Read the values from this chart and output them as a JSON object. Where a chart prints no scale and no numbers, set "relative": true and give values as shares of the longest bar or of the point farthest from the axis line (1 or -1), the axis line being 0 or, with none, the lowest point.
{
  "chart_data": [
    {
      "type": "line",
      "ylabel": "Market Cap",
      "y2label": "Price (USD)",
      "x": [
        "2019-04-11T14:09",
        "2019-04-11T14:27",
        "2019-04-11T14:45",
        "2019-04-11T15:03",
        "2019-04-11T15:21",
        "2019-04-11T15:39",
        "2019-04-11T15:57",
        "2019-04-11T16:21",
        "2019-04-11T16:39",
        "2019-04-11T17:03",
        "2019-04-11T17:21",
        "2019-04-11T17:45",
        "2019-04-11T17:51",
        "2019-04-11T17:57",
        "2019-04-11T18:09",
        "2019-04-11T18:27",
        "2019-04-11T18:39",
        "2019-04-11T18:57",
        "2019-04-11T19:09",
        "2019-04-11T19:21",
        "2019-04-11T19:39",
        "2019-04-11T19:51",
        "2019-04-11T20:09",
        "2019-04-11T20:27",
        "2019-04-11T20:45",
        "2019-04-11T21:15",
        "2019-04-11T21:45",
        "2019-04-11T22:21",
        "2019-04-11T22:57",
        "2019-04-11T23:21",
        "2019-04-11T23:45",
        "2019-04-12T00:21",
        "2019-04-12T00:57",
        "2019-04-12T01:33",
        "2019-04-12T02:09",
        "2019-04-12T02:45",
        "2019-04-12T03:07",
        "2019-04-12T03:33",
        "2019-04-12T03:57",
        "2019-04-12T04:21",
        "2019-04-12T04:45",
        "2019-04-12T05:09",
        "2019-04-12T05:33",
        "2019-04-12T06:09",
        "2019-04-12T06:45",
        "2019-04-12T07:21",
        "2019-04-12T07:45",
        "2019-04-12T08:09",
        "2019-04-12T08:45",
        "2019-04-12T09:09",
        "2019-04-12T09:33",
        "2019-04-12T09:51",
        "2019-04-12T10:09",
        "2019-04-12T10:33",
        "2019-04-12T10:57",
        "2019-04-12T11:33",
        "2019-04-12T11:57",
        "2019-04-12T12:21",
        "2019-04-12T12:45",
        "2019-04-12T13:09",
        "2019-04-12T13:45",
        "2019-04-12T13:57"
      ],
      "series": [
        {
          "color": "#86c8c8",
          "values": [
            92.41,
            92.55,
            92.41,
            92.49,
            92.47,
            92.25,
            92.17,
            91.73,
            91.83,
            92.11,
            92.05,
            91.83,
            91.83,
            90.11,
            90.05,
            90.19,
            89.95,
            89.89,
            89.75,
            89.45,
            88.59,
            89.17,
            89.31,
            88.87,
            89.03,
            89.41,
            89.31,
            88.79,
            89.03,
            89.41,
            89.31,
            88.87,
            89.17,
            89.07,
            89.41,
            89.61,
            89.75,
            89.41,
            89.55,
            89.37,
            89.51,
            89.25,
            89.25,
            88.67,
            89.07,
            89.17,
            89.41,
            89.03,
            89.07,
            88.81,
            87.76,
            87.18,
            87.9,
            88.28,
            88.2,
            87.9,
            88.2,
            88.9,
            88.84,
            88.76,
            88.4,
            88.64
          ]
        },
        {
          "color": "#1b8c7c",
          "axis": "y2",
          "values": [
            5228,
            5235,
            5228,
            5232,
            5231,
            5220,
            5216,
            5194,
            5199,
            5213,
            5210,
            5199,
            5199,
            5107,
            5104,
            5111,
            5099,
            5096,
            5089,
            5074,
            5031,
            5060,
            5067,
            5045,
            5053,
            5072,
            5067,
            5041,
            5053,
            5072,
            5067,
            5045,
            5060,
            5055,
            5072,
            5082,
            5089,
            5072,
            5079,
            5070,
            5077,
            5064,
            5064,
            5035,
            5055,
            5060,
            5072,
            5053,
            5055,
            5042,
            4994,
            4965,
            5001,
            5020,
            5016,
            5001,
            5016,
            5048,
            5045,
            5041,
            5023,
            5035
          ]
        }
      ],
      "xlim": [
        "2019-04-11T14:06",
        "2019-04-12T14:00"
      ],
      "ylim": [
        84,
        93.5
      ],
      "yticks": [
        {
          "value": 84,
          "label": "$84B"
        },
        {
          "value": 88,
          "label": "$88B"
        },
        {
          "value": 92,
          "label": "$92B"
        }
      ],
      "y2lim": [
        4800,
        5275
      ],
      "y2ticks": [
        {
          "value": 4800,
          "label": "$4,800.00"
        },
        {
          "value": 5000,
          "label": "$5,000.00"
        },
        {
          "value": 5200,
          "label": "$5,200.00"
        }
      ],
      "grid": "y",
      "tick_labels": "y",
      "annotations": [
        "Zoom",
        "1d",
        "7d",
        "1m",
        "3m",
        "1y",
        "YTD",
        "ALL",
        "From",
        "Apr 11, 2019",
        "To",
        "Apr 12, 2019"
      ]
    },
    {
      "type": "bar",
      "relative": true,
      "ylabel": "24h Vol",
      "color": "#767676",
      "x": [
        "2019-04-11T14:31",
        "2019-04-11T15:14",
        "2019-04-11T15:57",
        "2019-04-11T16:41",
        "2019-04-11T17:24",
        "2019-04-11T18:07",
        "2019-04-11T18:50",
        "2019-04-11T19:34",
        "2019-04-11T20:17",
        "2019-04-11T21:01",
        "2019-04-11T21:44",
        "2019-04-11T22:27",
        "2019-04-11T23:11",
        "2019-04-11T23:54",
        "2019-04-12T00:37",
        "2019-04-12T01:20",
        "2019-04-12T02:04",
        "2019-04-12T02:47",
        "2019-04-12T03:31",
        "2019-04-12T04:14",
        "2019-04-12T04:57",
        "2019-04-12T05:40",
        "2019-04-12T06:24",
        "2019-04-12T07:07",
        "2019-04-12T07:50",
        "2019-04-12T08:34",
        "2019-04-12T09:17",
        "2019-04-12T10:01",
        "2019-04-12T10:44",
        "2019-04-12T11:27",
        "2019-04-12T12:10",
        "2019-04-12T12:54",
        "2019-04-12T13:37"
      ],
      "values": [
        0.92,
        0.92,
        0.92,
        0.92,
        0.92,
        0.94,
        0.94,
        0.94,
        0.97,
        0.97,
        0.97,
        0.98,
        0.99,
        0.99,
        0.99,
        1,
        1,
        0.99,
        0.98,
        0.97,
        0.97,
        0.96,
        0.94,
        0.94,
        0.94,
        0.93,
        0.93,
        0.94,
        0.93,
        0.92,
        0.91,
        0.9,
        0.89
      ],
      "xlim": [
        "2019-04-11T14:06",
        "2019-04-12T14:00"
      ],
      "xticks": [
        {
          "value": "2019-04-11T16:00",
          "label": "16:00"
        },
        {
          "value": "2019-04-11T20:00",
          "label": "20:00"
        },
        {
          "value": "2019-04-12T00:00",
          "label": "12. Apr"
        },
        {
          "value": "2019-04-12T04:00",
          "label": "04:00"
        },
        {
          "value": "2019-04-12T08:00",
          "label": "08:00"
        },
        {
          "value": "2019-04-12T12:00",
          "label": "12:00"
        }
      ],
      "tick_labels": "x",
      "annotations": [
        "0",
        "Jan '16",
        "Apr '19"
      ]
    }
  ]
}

■ **What is required**: All of the lines above must be returned exactly.

■ **Final result**:
Read the values from this chart and output them as a JSON object. Where a chart prints no scale and no numbers, set "relative": true and give values as shares of the longest bar or of the point farthest from the axis line (1 or -1), the axis line being 0 or, with none, the lowest point.
{
  "chart_data": [
    {
      "type": "line",
      "ylabel": "Market Cap",
      "y2label": "Price (USD)",
      "x": [
        "2019-04-11T14:09",
        "2019-04-11T14:27",
        "2019-04-11T14:45",
        "2019-04-11T15:03",
        "2019-04-11T15:21",
        "2019-04-11T15:39",
        "2019-04-11T15:57",
        "2019-04-11T16:21",
        "2019-04-11T16:39",
        "2019-04-11T17:03",
        "2019-04-11T17:21",
        "2019-04-11T17:45",
        "2019-04-11T17:51",
        "2019-04-11T17:57",
        "2019-04-11T18:09",
        "2019-04-11T18:27",
        "2019-04-11T18:39",
        "2019-04-11T18:57",
        "2019-04-11T19:09",
        "2019-04-11T19:21",
        "2019-04-11T19:39",
        "2019-04-11T19:51",
        "2019-04-11T20:09",
        "2019-04-11T20:27",
        "2019-04-11T20:45",
        "2019-04-11T21:15",
        "2019-04-11T21:45",
        "2019-04-11T22:21",
        "2019-04-11T22:57",
        "2019-04-11T23:21",
        "2019-04-11T23:45",
        "2019-04-12T00:21",
        "2019-04-12T00:57",
        "2019-04-12T01:33",
        "2019-04-12T02:09",
        "2019-04-12T02:45",
        "2019-04-12T03:07",
        "2019-04-12T03:33",
        "2019-04-12T03:57",
        "2019-04-12T04:21",
        "2019-04-12T04:45",
        "2019-04-12T05:09",
        "2019-04-12T05:33",
        "2019-04-12T06:09",
        "2019-04-12T06:45",
        "2019-04-12T07:21",
        "2019-04-12T07:45",
        "2019-04-12T08:09",
        "2019-04-12T08:45",
        "2019-04-12T09:09",
        "2019-04-12T09:33",
        "2019-04-12T09:51",
        "2019-04-12T10:09",
        "2019-04-12T10:33",
        "2019-04-12T10:57",
        "2019-04-12T11:33",
        "2019-04-12T11:57",
        "2019-04-12T12:21",
        "2019-04-12T12:45",
        "2019-04-12T13:09",
        "2019-04-12T13:45",
        "2019-04-12T13:57"
      ],
      "series": [
        {
          "color": "#86c8c8",
          "values": [
            92.41,
            92.55,
            92.41,
            92.49,
            92.47,
            92.25,
            92.17,
            91.73,
            91.83,
            92.11,
            92.05,
            91.83,
            91.83,
            90.11,
            90.05,
            90.19,
            89.95,
            89.89,
            89.75,
            89.45,
            88.59,
            89.17,
            89.31,
            88.87,
            89.03,
            89.41,
            89.31,
            88.79,
            89.03,
            89.41,
            89.31,
            88.87,
            89.17,
            89.07,
            89.41,
            89.61,
            89.75,
            89.41,
            89.55,
            89.37,
            89.51,
            89.25,
            89.25,
            88.67,
            89.07,
            89.17,
            89.41,
            89.03,
            89.07,
            88.81,
            87.76,
            87.18,
            87.9,
            88.28,
            88.2,
            87.9,
            88.2,
            88.9,
            88.84,
            88.76,
            88.4,
            88.64
          ]
        },
        {
          "color": "#1b8c7c",
          "axis": "y2",
          "values": [
            5228,
            5235,
            5228,
            5232,
            5231,
            5220,
            5216,
            5194,
            5199,
            5213,
            5210,
            5199,
            5199,
            5107,
            5104,
            5111,
            5099,
            5096,
            5089,
            5074,
            5031,
            5060,
            5067,
            5045,
            5053,
            5072,
            5067,
            5041,
            5053,
            5072,
            5067,
            5045,
            5060,
            5055,
            5072,
            5082,
            5089,
            5072,
            5079,
            5070,
            5077,
            5064,
            5064,
            5035,
            5055,
            5060,
            5072,
            5053,
            5055,
            5042,
            4994,
            4965,
            5001,
            5020,
            5016,
            5001,
            5016,
            5048,
            5045,
            5041,
            5023,
            5035
          ]
        }
      ],
      "xlim": [
        "2019-04-11T14:06",
        "2019-04-12T14:00"
      ],
      "ylim": [
        84,
        93.5
      ],
      "yticks": [
        {
          "value": 84,
          "label": "$84B"
        },
        {
          "value": 88,
          "label": "$88B"
        },
        {
          "value": 92,
          "label": "$92B"
        }
      ],
      "y2lim": [
        4800,
        5275
      ],
      "y2ticks": [
        {
          "value": 4800,
          "label": "$4,800.00"
        },
        {
          "value": 5000,
          "label": "$5,000.00"
        },
        {
          "value": 5200,
          "label": "$5,200.00"
        }
      ],
      "grid": "y",
      "tick_labels": "y",
      "annotations": [
        "Zoom",
        "1d",
        "7d",
        "1m",
        "3m",
        "1y",
        "YTD",
        "ALL",
        "From",
        "Apr 11, 2019",
        "To",
        "Apr 12, 2019"
      ]
    },
    {
      "type": "bar",
      "relative": true,
      "ylabel": "24h Vol",
      "color": "#767676",
      "x": [
        "2019-04-11T14:31",
        "2019-04-11T15:14",
        "2019-04-11T15:57",
        "2019-04-11T16:41",
        "2019-04-11T17:24",
        "2019-04-11T18:07",
        "2019-04-11T18:50",
        "2019-04-11T19:34",
        "2019-04-11T20:17",
        "2019-04-11T21:01",
        "2019-04-11T21:44",
        "2019-04-11T22:27",
        "2019-04-11T23:11",
        "2019-04-11T23:54",
        "2019-04-12T00:37",
        "2019-04-12T01:20",
        "2019-04-12T02:04",
        "2019-04-12T02:47",
        "2019-04-12T03:31",
        "2019-04-12T04:14",
        "2019-04-12T04:57",
        "2019-04-12T05:40",
        "2019-04-12T06:24",
        "2019-04-12T07:07",
        "2019-04-12T07:50",
        "2019-04-12T08:34",
        "2019-04-12T09:17",
        "2019-04-12T10:01",
        "2019-04-12T10:44",
        "2019-04-12T11:27",
        "2019-04-12T12:10",
        "2019-04-12T12:54",
        "2019-04-12T13:37"
      ],
      "values": [
        0.92,
        0.92,
        0.92,
        0.92,
        0.92,
        0.94,
        0.94,
        0.94,
        0.97,
        0.97,
        0.97,
        0.98,
        0.99,
        0.99,
        0.99,
        1,
        1,
        0.99,
        0.98,
        0.97,
        0.97,
        0.96,
        0.94,
        0.94,
        0.94,
        0.93,
        0.93,
        0.94,
        0.93,
        0.92,
        0.91,
        0.9,
        0.89
      ],
      "xlim": [
        "2019-04-11T14:06",
        "2019-04-12T14:00"
      ],
      "xticks": [
        {
          "value": "2019-04-11T16:00",
          "label": "16:00"
        },
        {
          "value": "2019-04-11T20:00",
          "label": "20:00"
        },
        {
          "value": "2019-04-12T00:00",
          "label": "12. Apr"
        },
        {
          "value": "2019-04-12T04:00",
          "label": "04:00"
        },
        {
          "value": "2019-04-12T08:00",
          "label": "08:00"
        },
        {
          "value": "2019-04-12T12:00",
          "label": "12:00"
        }
      ],
      "tick_labels": "x",
      "annotations": [
        "0",
        "Jan '16",
        "Apr '19"
      ]
    }
  ]
}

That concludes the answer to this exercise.